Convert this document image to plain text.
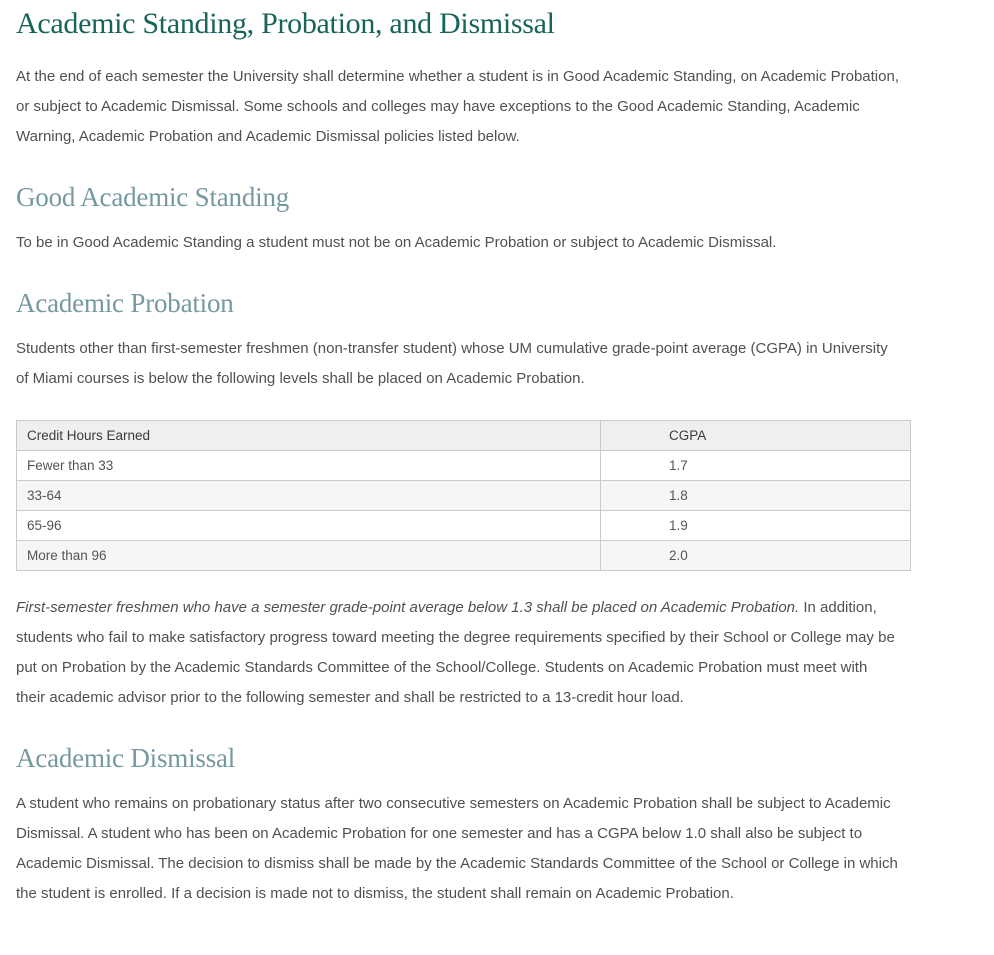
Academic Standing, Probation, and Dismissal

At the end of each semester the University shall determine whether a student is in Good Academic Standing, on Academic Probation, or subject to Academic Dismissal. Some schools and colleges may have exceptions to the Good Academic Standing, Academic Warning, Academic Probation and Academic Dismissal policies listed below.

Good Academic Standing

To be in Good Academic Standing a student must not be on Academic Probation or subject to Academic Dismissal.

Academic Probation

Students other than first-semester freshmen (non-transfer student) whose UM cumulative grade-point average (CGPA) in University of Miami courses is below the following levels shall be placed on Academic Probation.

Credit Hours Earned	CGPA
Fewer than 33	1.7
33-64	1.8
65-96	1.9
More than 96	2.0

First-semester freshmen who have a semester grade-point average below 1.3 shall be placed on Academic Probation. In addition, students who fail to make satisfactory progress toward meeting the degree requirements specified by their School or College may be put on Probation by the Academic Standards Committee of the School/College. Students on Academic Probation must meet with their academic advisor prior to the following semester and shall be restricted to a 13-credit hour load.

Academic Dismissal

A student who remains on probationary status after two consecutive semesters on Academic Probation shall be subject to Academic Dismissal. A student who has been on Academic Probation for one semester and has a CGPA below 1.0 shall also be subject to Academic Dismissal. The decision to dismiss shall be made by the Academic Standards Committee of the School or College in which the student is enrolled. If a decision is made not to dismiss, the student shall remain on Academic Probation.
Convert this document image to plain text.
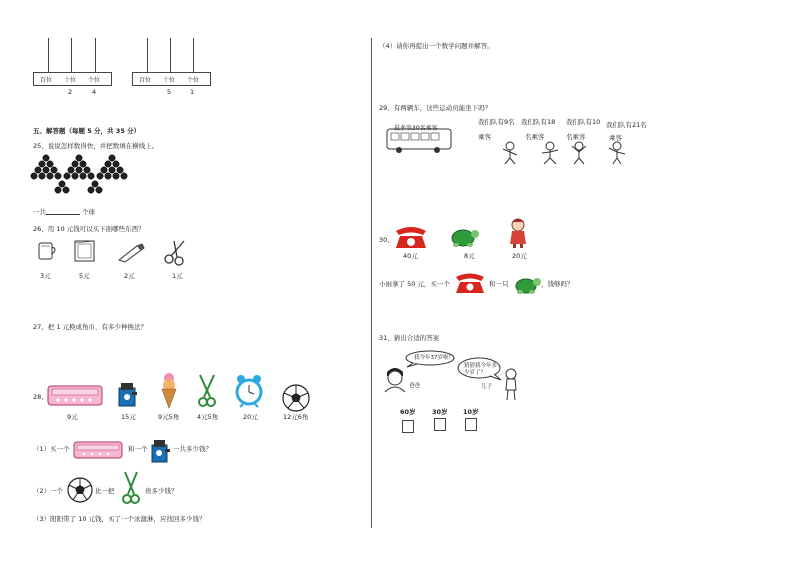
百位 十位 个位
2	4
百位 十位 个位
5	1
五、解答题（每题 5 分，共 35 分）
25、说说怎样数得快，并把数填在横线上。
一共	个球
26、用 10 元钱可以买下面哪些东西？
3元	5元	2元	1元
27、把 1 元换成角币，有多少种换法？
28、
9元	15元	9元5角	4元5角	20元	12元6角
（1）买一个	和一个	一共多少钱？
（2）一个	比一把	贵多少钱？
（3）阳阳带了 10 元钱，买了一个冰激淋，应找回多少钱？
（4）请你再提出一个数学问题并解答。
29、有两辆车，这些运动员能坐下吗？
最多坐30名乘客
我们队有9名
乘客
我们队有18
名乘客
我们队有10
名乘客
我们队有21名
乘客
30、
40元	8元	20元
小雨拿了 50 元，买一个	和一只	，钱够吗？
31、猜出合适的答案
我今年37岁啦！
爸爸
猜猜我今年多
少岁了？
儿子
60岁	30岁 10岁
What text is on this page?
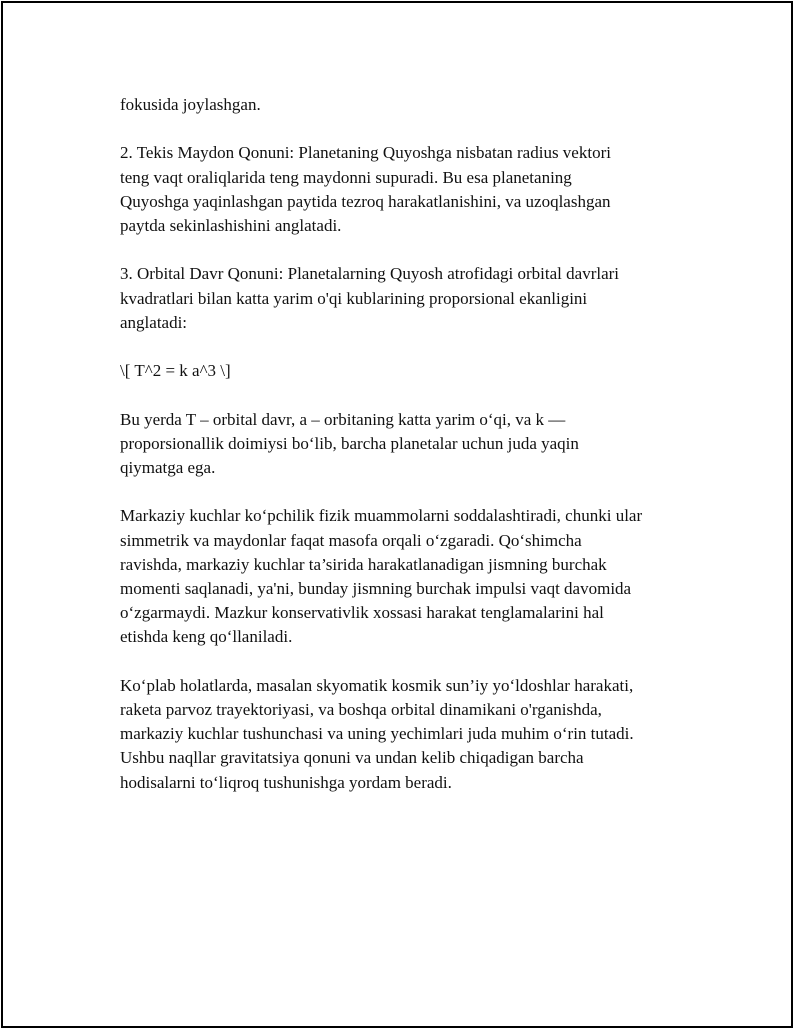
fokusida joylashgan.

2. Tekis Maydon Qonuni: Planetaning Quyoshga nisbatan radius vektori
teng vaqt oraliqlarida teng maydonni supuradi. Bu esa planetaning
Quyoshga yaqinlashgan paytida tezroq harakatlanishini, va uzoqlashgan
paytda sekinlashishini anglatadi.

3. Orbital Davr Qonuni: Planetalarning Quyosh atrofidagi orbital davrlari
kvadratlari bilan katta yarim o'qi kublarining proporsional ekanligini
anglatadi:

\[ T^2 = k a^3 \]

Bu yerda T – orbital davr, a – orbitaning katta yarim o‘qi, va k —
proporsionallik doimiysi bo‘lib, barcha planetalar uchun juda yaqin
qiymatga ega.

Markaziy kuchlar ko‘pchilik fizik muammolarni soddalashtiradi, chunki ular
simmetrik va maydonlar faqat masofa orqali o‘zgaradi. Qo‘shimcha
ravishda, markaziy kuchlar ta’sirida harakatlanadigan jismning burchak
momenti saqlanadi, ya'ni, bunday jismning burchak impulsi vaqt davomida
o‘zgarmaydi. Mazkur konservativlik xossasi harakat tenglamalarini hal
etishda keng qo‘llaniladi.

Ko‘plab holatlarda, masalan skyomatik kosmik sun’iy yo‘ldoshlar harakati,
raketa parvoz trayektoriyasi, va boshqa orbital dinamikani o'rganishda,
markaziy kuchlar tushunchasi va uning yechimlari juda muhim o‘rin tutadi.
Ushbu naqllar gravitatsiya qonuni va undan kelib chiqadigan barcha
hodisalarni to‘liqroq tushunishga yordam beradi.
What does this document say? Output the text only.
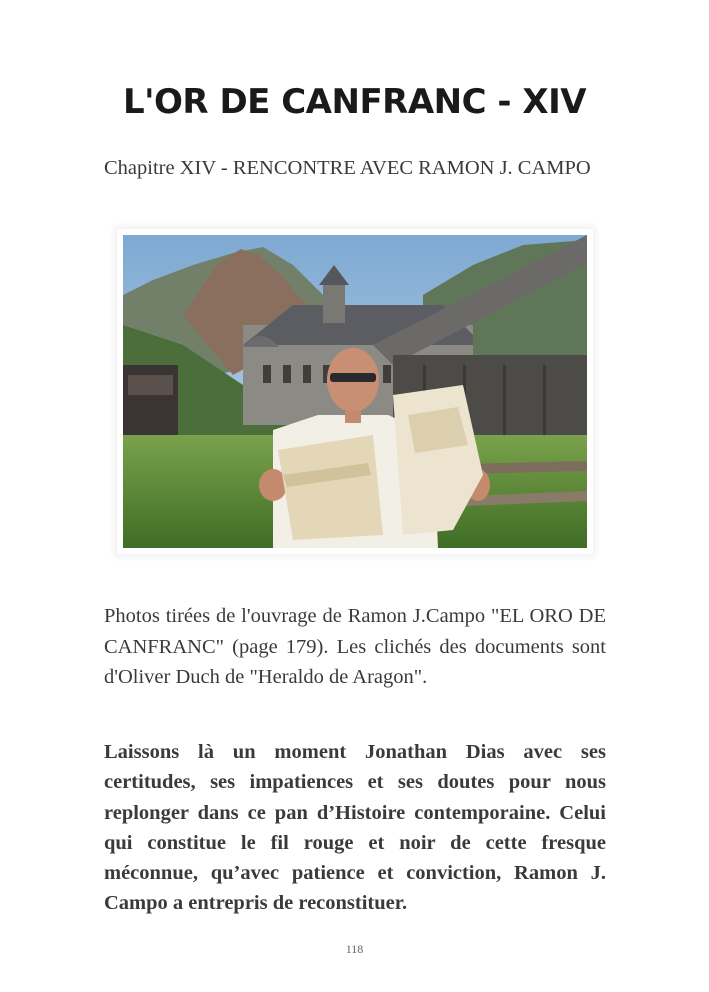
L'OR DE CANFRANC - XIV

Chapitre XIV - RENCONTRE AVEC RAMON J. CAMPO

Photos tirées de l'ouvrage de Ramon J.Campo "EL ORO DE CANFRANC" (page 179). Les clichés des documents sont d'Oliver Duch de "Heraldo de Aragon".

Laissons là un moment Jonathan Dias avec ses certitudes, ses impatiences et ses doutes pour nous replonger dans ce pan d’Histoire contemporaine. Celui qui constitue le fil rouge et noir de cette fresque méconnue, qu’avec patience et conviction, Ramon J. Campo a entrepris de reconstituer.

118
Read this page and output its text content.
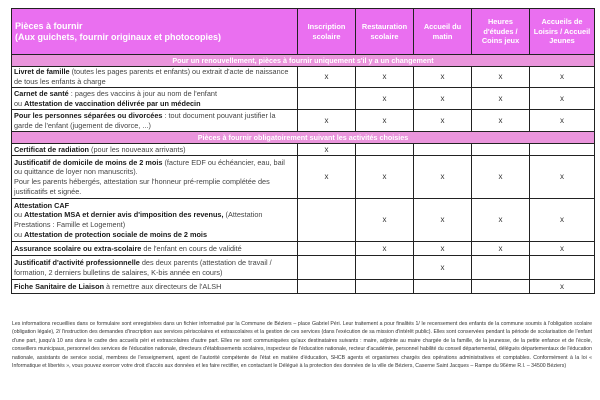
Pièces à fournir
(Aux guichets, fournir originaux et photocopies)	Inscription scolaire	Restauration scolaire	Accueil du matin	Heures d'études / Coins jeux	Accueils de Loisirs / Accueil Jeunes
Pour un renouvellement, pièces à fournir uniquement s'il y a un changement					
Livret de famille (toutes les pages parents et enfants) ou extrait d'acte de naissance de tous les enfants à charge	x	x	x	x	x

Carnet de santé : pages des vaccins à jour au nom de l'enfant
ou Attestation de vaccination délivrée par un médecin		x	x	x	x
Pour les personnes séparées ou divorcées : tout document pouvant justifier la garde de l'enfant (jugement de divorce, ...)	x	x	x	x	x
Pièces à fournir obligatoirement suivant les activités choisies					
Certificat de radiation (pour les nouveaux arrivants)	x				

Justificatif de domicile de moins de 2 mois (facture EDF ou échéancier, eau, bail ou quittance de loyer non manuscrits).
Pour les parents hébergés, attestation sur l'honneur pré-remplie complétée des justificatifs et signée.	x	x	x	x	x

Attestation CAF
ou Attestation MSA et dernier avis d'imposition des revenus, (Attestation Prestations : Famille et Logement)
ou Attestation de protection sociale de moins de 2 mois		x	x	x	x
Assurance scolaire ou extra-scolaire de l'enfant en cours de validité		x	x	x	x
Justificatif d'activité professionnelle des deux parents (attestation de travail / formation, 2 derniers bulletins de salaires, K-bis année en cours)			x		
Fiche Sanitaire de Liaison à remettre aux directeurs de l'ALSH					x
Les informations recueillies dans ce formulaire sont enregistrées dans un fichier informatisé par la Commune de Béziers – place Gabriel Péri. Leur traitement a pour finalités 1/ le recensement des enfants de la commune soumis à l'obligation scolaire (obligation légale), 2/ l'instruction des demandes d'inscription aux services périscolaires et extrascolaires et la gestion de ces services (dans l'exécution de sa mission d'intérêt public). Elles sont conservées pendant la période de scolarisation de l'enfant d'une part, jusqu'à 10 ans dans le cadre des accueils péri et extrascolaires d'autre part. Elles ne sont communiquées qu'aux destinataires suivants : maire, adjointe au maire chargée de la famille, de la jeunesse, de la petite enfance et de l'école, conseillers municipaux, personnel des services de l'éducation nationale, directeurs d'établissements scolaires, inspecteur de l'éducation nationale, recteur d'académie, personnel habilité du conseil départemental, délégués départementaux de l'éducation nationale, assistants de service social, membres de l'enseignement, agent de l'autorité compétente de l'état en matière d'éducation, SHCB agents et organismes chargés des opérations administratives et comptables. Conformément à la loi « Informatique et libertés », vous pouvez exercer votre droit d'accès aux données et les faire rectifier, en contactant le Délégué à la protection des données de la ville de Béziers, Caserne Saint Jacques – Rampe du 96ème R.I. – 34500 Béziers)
* * *
### [WORK TO DO]
Repeat the data exactly, without the pictures.

### [RESPONSE TO THIS TASK]
Convert this document image to plain text.
Academic Standing, Probation, and Dismissal

At the end of each semester the University shall determine whether a student is in Good Academic Standing, on Academic Probation, or subject to Academic Dismissal. Some schools and colleges may have exceptions to the Good Academic Standing, Academic Warning, Academic Probation and Academic Dismissal policies listed below.

Good Academic Standing

To be in Good Academic Standing a student must not be on Academic Probation or subject to Academic Dismissal.

Academic Probation

Students other than first-semester freshmen (non-transfer student) whose UM cumulative grade-point average (CGPA) in University of Miami courses is below the following levels shall be placed on Academic Probation.

Credit Hours Earned	CGPA
Fewer than 33	1.7
33-64	1.8
65-96	1.9
More than 96	2.0

First-semester freshmen who have a semester grade-point average below 1.3 shall be placed on Academic Probation. In addition, students who fail to make satisfactory progress toward meeting the degree requirements specified by their School or College may be put on Probation by the Academic Standards Committee of the School/College. Students on Academic Probation must meet with their academic advisor prior to the following semester and shall be restricted to a 13-credit hour load.

Academic Dismissal

A student who remains on probationary status after two consecutive semesters on Academic Probation shall be subject to Academic Dismissal. A student who has been on Academic Probation for one semester and has a CGPA below 1.0 shall also be subject to Academic Dismissal. The decision to dismiss shall be made by the Academic Standards Committee of the School or College in which the student is enrolled. If a decision is made not to dismiss, the student shall remain on Academic Probation.
Convert this document image to plain text.
百位 十位 个位
2	4
百位 十位 个位
5	1
五、解答题（每题 5 分，共 35 分）
25、说说怎样数得快，并把数填在横线上。
一共	个球
26、用 10 元钱可以买下面哪些东西？
3元	5元	2元	1元
27、把 1 元换成角币，有多少种换法？
28、
9元	15元	9元5角	4元5角	20元	12元6角
（1）买一个	和一个	一共多少钱？
（2）一个	比一把	贵多少钱？
（3）阳阳带了 10 元钱，买了一个冰激淋，应找回多少钱？
（4）请你再提出一个数学问题并解答。
29、有两辆车，这些运动员能坐下吗？
最多坐30名乘客
我们队有9名
乘客
我们队有18
名乘客
我们队有10
名乘客
我们队有21名
乘客
30、
40元	8元	20元
小雨拿了 50 元，买一个	和一只	，钱够吗？
31、猜出合适的答案
我今年37岁啦！
爸爸
猜猜我今年多
少岁了？
儿子
60岁	30岁 10岁
What text is on this page?
fokusida joylashgan.

2. Tekis Maydon Qonuni: Planetaning Quyoshga nisbatan radius vektori
teng vaqt oraliqlarida teng maydonni supuradi. Bu esa planetaning
Quyoshga yaqinlashgan paytida tezroq harakatlanishini, va uzoqlashgan
paytda sekinlashishini anglatadi.

3. Orbital Davr Qonuni: Planetalarning Quyosh atrofidagi orbital davrlari
kvadratlari bilan katta yarim o'qi kublarining proporsional ekanligini
anglatadi:

\[ T^2 = k a^3 \]

Bu yerda T – orbital davr, a – orbitaning katta yarim o‘qi, va k —
proporsionallik doimiysi bo‘lib, barcha planetalar uchun juda yaqin
qiymatga ega.

Markaziy kuchlar ko‘pchilik fizik muammolarni soddalashtiradi, chunki ular
simmetrik va maydonlar faqat masofa orqali o‘zgaradi. Qo‘shimcha
ravishda, markaziy kuchlar ta’sirida harakatlanadigan jismning burchak
momenti saqlanadi, ya'ni, bunday jismning burchak impulsi vaqt davomida
o‘zgarmaydi. Mazkur konservativlik xossasi harakat tenglamalarini hal
etishda keng qo‘llaniladi.

Ko‘plab holatlarda, masalan skyomatik kosmik sun’iy yo‘ldoshlar harakati,
raketa parvoz trayektoriyasi, va boshqa orbital dinamikani o'rganishda,
markaziy kuchlar tushunchasi va uning yechimlari juda muhim o‘rin tutadi.
Ushbu naqllar gravitatsiya qonuni va undan kelib chiqadigan barcha
hodisalarni to‘liqroq tushunishga yordam beradi.
What does this document say? Output the text only.
L'OR DE CANFRANC - XIV

Chapitre XIV - RENCONTRE AVEC RAMON J. CAMPO

Photos tirées de l'ouvrage de Ramon J.Campo "EL ORO DE CANFRANC" (page 179). Les clichés des documents sont d'Oliver Duch de "Heraldo de Aragon".

Laissons là un moment Jonathan Dias avec ses certitudes, ses impatiences et ses doutes pour nous replonger dans ce pan d’Histoire contemporaine. Celui qui constitue le fil rouge et noir de cette fresque méconnue, qu’avec patience et conviction, Ramon J. Campo a entrepris de reconstituer.

118
Read this page and output its text content.
Pièces à fournir
(Aux guichets, fournir originaux et photocopies)	Inscription scolaire	Restauration scolaire	Accueil du matin	Heures d'études / Coins jeux	Accueils de Loisirs / Accueil Jeunes
Pour un renouvellement, pièces à fournir uniquement s'il y a un changement					
Livret de famille (toutes les pages parents et enfants) ou extrait d'acte de naissance de tous les enfants à charge	x	x	x	x	x

Carnet de santé : pages des vaccins à jour au nom de l'enfant
ou Attestation de vaccination délivrée par un médecin		x	x	x	x
Pour les personnes séparées ou divorcées : tout document pouvant justifier la garde de l'enfant (jugement de divorce, ...)	x	x	x	x	x
Pièces à fournir obligatoirement suivant les activités choisies					
Certificat de radiation (pour les nouveaux arrivants)	x				

Justificatif de domicile de moins de 2 mois (facture EDF ou échéancier, eau, bail ou quittance de loyer non manuscrits).
Pour les parents hébergés, attestation sur l'honneur pré-remplie complétée des justificatifs et signée.	x	x	x	x	x

Attestation CAF
ou Attestation MSA et dernier avis d'imposition des revenus, (Attestation Prestations : Famille et Logement)
ou Attestation de protection sociale de moins de 2 mois		x	x	x	x
Assurance scolaire ou extra-scolaire de l'enfant en cours de validité		x	x	x	x
Justificatif d'activité professionnelle des deux parents (attestation de travail / formation, 2 derniers bulletins de salaires, K-bis année en cours)			x		
Fiche Sanitaire de Liaison à remettre aux directeurs de l'ALSH					x
Les informations recueillies dans ce formulaire sont enregistrées dans un fichier informatisé par la Commune de Béziers – place Gabriel Péri. Leur traitement a pour finalités 1/ le recensement des enfants de la commune soumis à l'obligation scolaire (obligation légale), 2/ l'instruction des demandes d'inscription aux services périscolaires et extrascolaires et la gestion de ces services (dans l'exécution de sa mission d'intérêt public). Elles sont conservées pendant la période de scolarisation de l'enfant d'une part, jusqu'à 10 ans dans le cadre des accueils péri et extrascolaires d'autre part. Elles ne sont communiquées qu'aux destinataires suivants : maire, adjointe au maire chargée de la famille, de la jeunesse, de la petite enfance et de l'école, conseillers municipaux, personnel des services de l'éducation nationale, directeurs d'établissements scolaires, inspecteur de l'éducation nationale, recteur d'académie, personnel habilité du conseil départemental, délégués départementaux de l'éducation nationale, assistants de service social, membres de l'enseignement, agent de l'autorité compétente de l'état en matière d'éducation, SHCB agents et organismes chargés des opérations administratives et comptables. Conformément à la loi « Informatique et libertés », vous pouvez exercer votre droit d'accès aux données et les faire rectifier, en contactant le Délégué à la protection des données de la ville de Béziers, Caserne Saint Jacques – Rampe du 96ème R.I. – 34500 Béziers)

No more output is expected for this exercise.